**Task:**
Give the records back in full, exactly as they read.

**Dataset:**
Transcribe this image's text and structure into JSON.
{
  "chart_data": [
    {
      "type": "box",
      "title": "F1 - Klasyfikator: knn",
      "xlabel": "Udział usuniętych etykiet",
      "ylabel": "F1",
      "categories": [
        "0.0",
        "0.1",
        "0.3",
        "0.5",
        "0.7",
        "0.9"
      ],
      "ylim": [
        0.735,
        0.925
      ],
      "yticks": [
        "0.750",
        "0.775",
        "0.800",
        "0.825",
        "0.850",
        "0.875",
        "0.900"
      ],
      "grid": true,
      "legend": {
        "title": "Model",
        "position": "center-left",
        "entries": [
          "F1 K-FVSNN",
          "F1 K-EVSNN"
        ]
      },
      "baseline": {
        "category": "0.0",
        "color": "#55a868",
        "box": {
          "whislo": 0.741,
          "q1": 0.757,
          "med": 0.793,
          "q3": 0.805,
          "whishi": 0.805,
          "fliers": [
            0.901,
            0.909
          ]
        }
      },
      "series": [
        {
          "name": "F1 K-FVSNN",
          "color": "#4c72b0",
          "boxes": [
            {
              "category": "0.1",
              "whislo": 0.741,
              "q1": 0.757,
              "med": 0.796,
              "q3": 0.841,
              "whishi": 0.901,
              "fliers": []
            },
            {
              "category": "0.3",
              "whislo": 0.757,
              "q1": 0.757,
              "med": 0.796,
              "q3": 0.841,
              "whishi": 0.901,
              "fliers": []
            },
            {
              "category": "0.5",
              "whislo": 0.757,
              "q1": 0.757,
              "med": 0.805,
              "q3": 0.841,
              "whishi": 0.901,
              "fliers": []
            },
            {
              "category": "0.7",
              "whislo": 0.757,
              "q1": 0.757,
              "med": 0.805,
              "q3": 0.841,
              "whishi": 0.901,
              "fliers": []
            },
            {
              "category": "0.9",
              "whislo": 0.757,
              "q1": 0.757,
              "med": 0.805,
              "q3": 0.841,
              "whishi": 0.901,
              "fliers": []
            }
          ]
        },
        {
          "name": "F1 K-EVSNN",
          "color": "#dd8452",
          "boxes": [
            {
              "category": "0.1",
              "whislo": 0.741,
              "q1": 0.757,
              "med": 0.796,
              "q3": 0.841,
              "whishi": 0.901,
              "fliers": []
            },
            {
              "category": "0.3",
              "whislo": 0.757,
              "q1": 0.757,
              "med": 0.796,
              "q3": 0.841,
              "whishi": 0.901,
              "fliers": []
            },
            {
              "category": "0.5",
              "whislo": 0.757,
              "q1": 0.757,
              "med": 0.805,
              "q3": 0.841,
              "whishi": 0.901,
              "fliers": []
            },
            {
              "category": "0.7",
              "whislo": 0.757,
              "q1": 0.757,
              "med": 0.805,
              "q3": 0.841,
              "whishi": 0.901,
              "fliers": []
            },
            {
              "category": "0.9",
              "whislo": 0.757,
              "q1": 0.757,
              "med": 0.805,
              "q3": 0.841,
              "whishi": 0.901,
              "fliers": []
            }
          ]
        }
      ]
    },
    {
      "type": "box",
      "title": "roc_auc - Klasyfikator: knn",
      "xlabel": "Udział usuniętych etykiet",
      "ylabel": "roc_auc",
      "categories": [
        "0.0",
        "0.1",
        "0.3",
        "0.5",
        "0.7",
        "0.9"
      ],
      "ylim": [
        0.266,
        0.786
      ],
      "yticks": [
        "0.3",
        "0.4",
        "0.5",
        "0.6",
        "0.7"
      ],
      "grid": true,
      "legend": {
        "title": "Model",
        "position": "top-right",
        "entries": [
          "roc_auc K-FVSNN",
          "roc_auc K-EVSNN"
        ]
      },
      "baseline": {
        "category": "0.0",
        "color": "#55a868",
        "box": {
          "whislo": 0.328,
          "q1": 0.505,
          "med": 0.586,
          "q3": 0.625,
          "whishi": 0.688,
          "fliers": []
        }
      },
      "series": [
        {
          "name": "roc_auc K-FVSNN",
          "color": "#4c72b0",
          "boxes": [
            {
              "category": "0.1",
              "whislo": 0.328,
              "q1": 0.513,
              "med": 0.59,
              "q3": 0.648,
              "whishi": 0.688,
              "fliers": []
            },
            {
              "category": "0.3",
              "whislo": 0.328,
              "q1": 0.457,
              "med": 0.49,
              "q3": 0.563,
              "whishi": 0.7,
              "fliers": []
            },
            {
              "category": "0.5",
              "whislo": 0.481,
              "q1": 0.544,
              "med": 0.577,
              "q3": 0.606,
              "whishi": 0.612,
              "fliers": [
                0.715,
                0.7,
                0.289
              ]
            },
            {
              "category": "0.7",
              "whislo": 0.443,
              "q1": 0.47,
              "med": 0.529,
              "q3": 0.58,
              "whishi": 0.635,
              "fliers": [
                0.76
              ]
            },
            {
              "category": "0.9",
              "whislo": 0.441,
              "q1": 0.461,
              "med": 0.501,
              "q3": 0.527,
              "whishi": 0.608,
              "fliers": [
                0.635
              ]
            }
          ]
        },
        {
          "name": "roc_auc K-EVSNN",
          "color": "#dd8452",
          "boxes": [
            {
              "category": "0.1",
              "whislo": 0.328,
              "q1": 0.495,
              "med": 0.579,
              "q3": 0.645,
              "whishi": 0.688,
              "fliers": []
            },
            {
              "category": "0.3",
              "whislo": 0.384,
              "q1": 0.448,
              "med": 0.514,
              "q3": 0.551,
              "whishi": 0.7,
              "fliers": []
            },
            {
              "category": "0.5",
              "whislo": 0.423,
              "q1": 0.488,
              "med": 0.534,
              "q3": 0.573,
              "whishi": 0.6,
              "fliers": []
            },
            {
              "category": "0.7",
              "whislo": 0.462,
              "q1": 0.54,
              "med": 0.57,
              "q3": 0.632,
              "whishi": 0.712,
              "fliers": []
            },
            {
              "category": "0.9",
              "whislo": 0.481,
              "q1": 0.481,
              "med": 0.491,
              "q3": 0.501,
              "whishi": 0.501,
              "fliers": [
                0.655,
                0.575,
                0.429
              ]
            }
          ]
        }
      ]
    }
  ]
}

**Final answer:**
Transcribe this image's text and structure into JSON.
{
  "chart_data": [
    {
      "type": "box",
      "title": "F1 - Klasyfikator: knn",
      "xlabel": "Udział usuniętych etykiet",
      "ylabel": "F1",
      "categories": [
        "0.0",
        "0.1",
        "0.3",
        "0.5",
        "0.7",
        "0.9"
      ],
      "ylim": [
        0.735,
        0.925
      ],
      "yticks": [
        "0.750",
        "0.775",
        "0.800",
        "0.825",
        "0.850",
        "0.875",
        "0.900"
      ],
      "grid": true,
      "legend": {
        "title": "Model",
        "position": "center-left",
        "entries": [
          "F1 K-FVSNN",
          "F1 K-EVSNN"
        ]
      },
      "baseline": {
        "category": "0.0",
        "color": "#55a868",
        "box": {
          "whislo": 0.741,
          "q1": 0.757,
          "med": 0.793,
          "q3": 0.805,
          "whishi": 0.805,
          "fliers": [
            0.901,
            0.909
          ]
        }
      },
      "series": [
        {
          "name": "F1 K-FVSNN",
          "color": "#4c72b0",
          "boxes": [
            {
              "category": "0.1",
              "whislo": 0.741,
              "q1": 0.757,
              "med": 0.796,
              "q3": 0.841,
              "whishi": 0.901,
              "fliers": []
            },
            {
              "category": "0.3",
              "whislo": 0.757,
              "q1": 0.757,
              "med": 0.796,
              "q3": 0.841,
              "whishi": 0.901,
              "fliers": []
            },
            {
              "category": "0.5",
              "whislo": 0.757,
              "q1": 0.757,
              "med": 0.805,
              "q3": 0.841,
              "whishi": 0.901,
              "fliers": []
            },
            {
              "category": "0.7",
              "whislo": 0.757,
              "q1": 0.757,
              "med": 0.805,
              "q3": 0.841,
              "whishi": 0.901,
              "fliers": []
            },
            {
              "category": "0.9",
              "whislo": 0.757,
              "q1": 0.757,
              "med": 0.805,
              "q3": 0.841,
              "whishi": 0.901,
              "fliers": []
            }
          ]
        },
        {
          "name": "F1 K-EVSNN",
          "color": "#dd8452",
          "boxes": [
            {
              "category": "0.1",
              "whislo": 0.741,
              "q1": 0.757,
              "med": 0.796,
              "q3": 0.841,
              "whishi": 0.901,
              "fliers": []
            },
            {
              "category": "0.3",
              "whislo": 0.757,
              "q1": 0.757,
              "med": 0.796,
              "q3": 0.841,
              "whishi": 0.901,
              "fliers": []
            },
            {
              "category": "0.5",
              "whislo": 0.757,
              "q1": 0.757,
              "med": 0.805,
              "q3": 0.841,
              "whishi": 0.901,
              "fliers": []
            },
            {
              "category": "0.7",
              "whislo": 0.757,
              "q1": 0.757,
              "med": 0.805,
              "q3": 0.841,
              "whishi": 0.901,
              "fliers": []
            },
            {
              "category": "0.9",
              "whislo": 0.757,
              "q1": 0.757,
              "med": 0.805,
              "q3": 0.841,
              "whishi": 0.901,
              "fliers": []
            }
          ]
        }
      ]
    },
    {
      "type": "box",
      "title": "roc_auc - Klasyfikator: knn",
      "xlabel": "Udział usuniętych etykiet",
      "ylabel": "roc_auc",
      "categories": [
        "0.0",
        "0.1",
        "0.3",
        "0.5",
        "0.7",
        "0.9"
      ],
      "ylim": [
        0.266,
        0.786
      ],
      "yticks": [
        "0.3",
        "0.4",
        "0.5",
        "0.6",
        "0.7"
      ],
      "grid": true,
      "legend": {
        "title": "Model",
        "position": "top-right",
        "entries": [
          "roc_auc K-FVSNN",
          "roc_auc K-EVSNN"
        ]
      },
      "baseline": {
        "category": "0.0",
        "color": "#55a868",
        "box": {
          "whislo": 0.328,
          "q1": 0.505,
          "med": 0.586,
          "q3": 0.625,
          "whishi": 0.688,
          "fliers": []
        }
      },
      "series": [
        {
          "name": "roc_auc K-FVSNN",
          "color": "#4c72b0",
          "boxes": [
            {
              "category": "0.1",
              "whislo": 0.328,
              "q1": 0.513,
              "med": 0.59,
              "q3": 0.648,
              "whishi": 0.688,
              "fliers": []
            },
            {
              "category": "0.3",
              "whislo": 0.328,
              "q1": 0.457,
              "med": 0.49,
              "q3": 0.563,
              "whishi": 0.7,
              "fliers": []
            },
            {
              "category": "0.5",
              "whislo": 0.481,
              "q1": 0.544,
              "med": 0.577,
              "q3": 0.606,
              "whishi": 0.612,
              "fliers": [
                0.715,
                0.7,
                0.289
              ]
            },
            {
              "category": "0.7",
              "whislo": 0.443,
              "q1": 0.47,
              "med": 0.529,
              "q3": 0.58,
              "whishi": 0.635,
              "fliers": [
                0.76
              ]
            },
            {
              "category": "0.9",
              "whislo": 0.441,
              "q1": 0.461,
              "med": 0.501,
              "q3": 0.527,
              "whishi": 0.608,
              "fliers": [
                0.635
              ]
            }
          ]
        },
        {
          "name": "roc_auc K-EVSNN",
          "color": "#dd8452",
          "boxes": [
            {
              "category": "0.1",
              "whislo": 0.328,
              "q1": 0.495,
              "med": 0.579,
              "q3": 0.645,
              "whishi": 0.688,
              "fliers": []
            },
            {
              "category": "0.3",
              "whislo": 0.384,
              "q1": 0.448,
              "med": 0.514,
              "q3": 0.551,
              "whishi": 0.7,
              "fliers": []
            },
            {
              "category": "0.5",
              "whislo": 0.423,
              "q1": 0.488,
              "med": 0.534,
              "q3": 0.573,
              "whishi": 0.6,
              "fliers": []
            },
            {
              "category": "0.7",
              "whislo": 0.462,
              "q1": 0.54,
              "med": 0.57,
              "q3": 0.632,
              "whishi": 0.712,
              "fliers": []
            },
            {
              "category": "0.9",
              "whislo": 0.481,
              "q1": 0.481,
              "med": 0.491,
              "q3": 0.501,
              "whishi": 0.501,
              "fliers": [
                0.655,
                0.575,
                0.429
              ]
            }
          ]
        }
      ]
    }
  ]
}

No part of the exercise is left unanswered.